# [Data extracted from a collection]
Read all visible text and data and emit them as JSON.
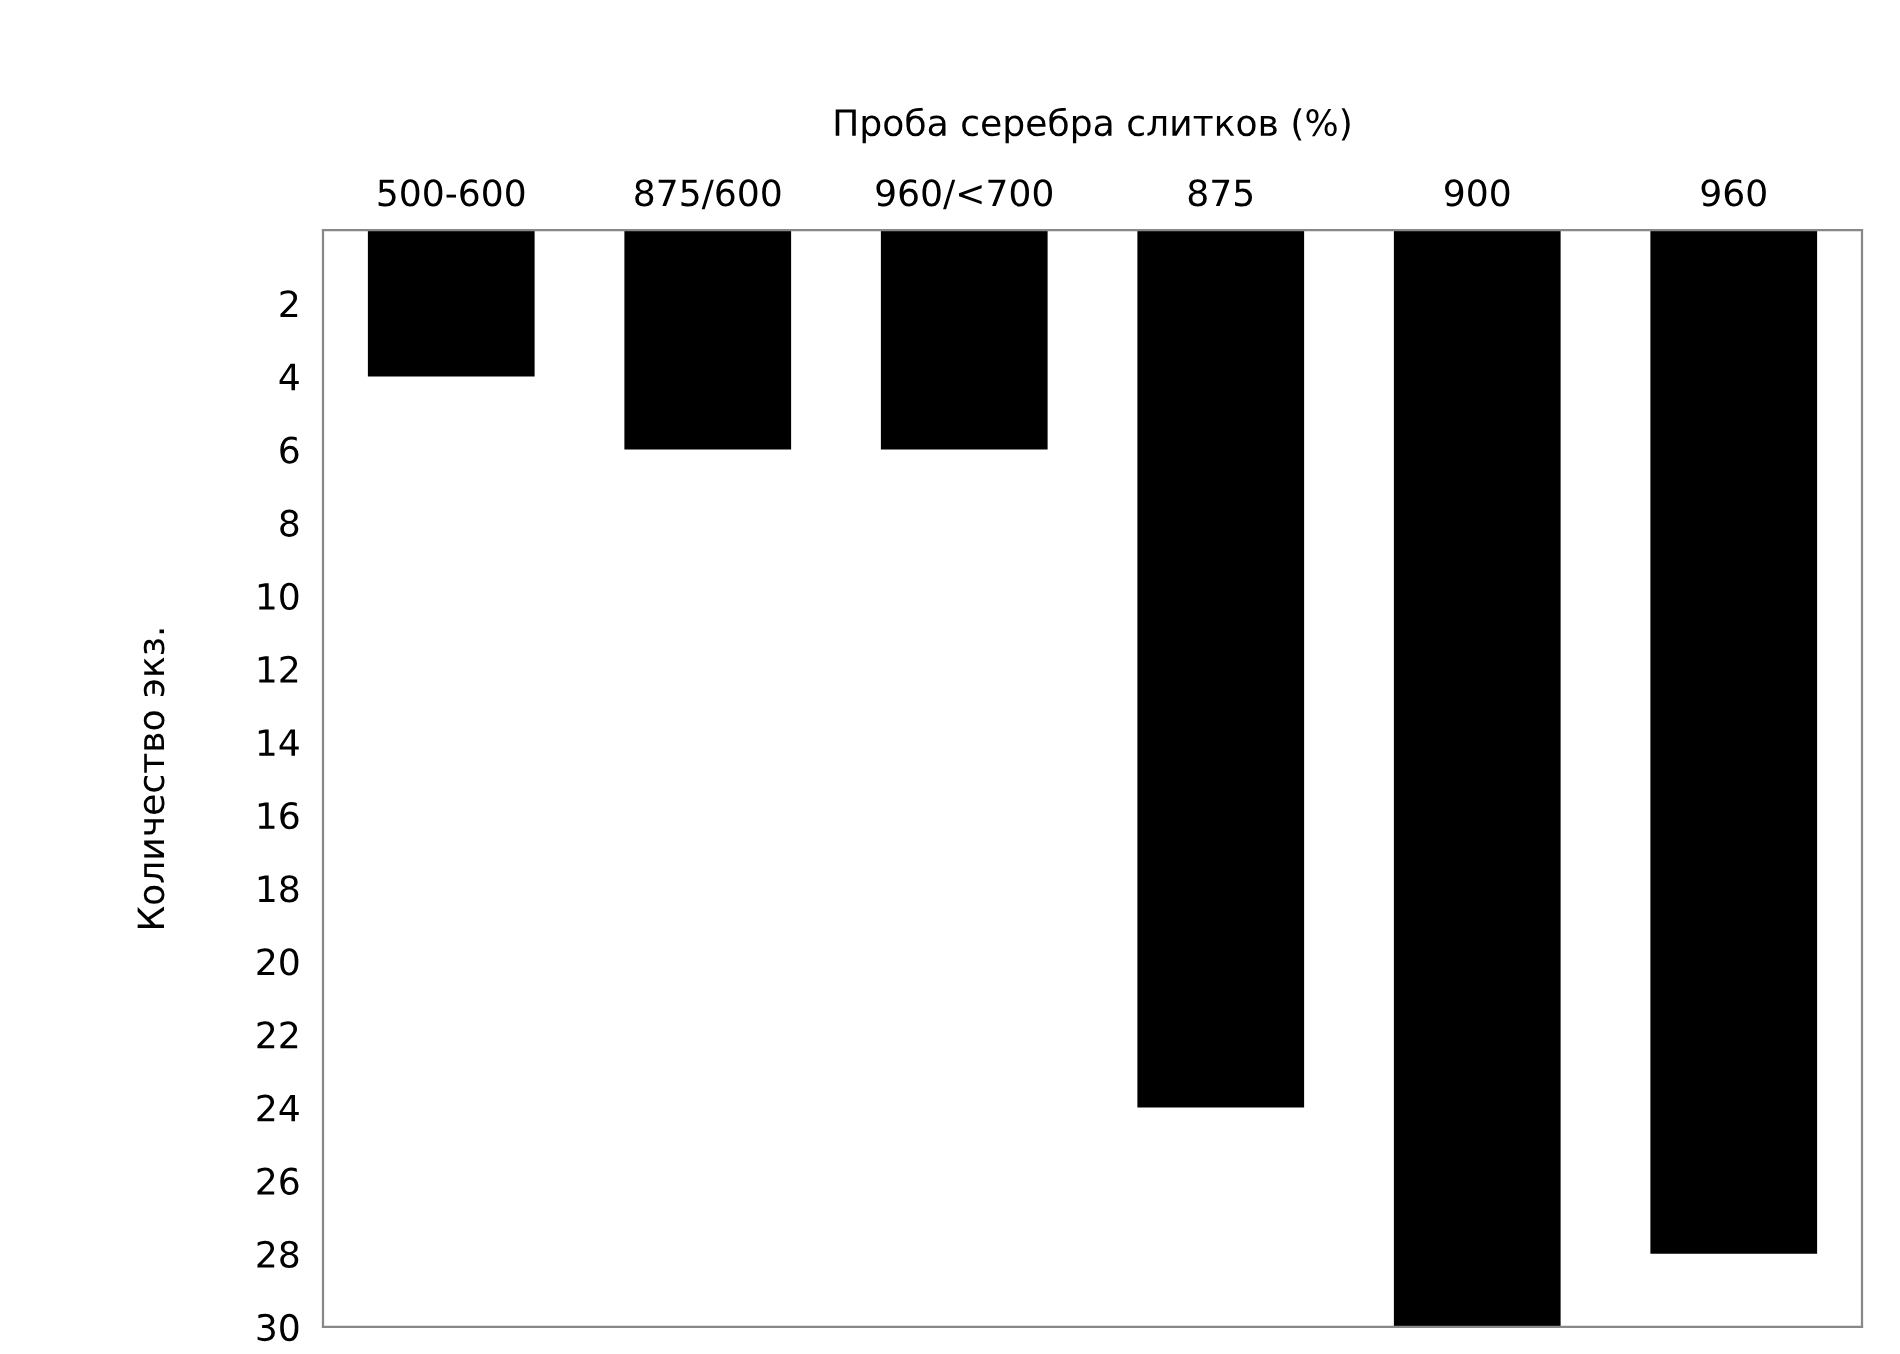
{
  "chart_data": {
    "type": "bar",
    "title": "Проба серебра слитков (%)",
    "ylabel": "Количество экз.",
    "categories": [
      "500-600",
      "875/600",
      "960/<700",
      "875",
      "900",
      "960"
    ],
    "values": [
      4,
      6,
      6,
      24,
      30,
      28
    ],
    "color": "#000000",
    "ylim": [
      30,
      0
    ],
    "yticks": [
      2,
      4,
      6,
      8,
      10,
      12,
      14,
      16,
      18,
      20,
      22,
      24,
      26,
      28,
      30
    ],
    "grid": false
  }
}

# [Aim]
Pictures in the records above are not copied; print everything else exactly.

# [The result]
Read all visible text and data and emit them as JSON.
{
  "chart_data": {
    "type": "bar",
    "title": "Проба серебра слитков (%)",
    "ylabel": "Количество экз.",
    "categories": [
      "500-600",
      "875/600",
      "960/<700",
      "875",
      "900",
      "960"
    ],
    "values": [
      4,
      6,
      6,
      24,
      30,
      28
    ],
    "color": "#000000",
    "ylim": [
      30,
      0
    ],
    "yticks": [
      2,
      4,
      6,
      8,
      10,
      12,
      14,
      16,
      18,
      20,
      22,
      24,
      26,
      28,
      30
    ],
    "grid": false
  }
}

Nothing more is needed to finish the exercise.